WRITTEN INSTRUCTION. Work out how many lines have "this" in them. Give only that number.

-- Begin TASK INPUT --

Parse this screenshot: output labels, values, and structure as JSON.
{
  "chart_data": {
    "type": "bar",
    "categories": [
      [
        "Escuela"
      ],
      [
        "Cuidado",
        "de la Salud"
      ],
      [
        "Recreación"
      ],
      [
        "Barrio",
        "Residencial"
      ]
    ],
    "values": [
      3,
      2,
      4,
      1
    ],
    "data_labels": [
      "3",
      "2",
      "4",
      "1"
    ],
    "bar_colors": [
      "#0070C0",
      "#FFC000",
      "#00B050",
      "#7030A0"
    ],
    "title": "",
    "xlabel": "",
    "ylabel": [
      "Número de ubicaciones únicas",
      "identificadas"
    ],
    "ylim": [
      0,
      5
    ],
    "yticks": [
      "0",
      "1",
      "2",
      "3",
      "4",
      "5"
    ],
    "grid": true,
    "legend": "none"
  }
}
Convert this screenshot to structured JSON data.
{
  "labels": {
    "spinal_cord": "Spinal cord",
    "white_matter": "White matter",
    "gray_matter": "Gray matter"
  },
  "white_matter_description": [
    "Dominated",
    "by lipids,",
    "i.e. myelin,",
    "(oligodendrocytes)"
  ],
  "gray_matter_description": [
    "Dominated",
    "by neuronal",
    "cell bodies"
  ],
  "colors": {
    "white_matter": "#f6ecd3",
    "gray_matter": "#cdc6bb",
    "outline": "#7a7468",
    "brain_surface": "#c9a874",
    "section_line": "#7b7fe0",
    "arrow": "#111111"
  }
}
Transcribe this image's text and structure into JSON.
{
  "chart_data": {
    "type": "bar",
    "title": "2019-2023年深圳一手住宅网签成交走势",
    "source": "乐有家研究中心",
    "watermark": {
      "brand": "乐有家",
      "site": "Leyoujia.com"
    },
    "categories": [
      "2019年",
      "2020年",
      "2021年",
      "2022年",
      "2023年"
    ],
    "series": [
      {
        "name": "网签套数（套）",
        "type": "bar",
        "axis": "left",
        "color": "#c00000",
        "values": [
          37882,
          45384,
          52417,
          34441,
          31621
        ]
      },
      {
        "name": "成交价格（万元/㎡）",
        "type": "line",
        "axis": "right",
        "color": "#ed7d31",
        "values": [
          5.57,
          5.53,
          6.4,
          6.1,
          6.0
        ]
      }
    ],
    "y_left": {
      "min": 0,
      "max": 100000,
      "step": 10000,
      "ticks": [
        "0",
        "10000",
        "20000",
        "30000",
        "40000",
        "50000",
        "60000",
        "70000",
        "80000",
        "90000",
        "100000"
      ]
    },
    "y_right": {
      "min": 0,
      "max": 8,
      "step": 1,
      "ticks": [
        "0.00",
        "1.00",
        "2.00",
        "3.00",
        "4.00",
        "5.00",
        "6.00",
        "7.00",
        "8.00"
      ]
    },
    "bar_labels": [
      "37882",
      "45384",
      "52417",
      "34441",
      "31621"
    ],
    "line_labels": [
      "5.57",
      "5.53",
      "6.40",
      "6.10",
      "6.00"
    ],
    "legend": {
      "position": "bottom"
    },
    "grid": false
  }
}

-- End TASK INPUT --

WRITTEN ANSWER. 3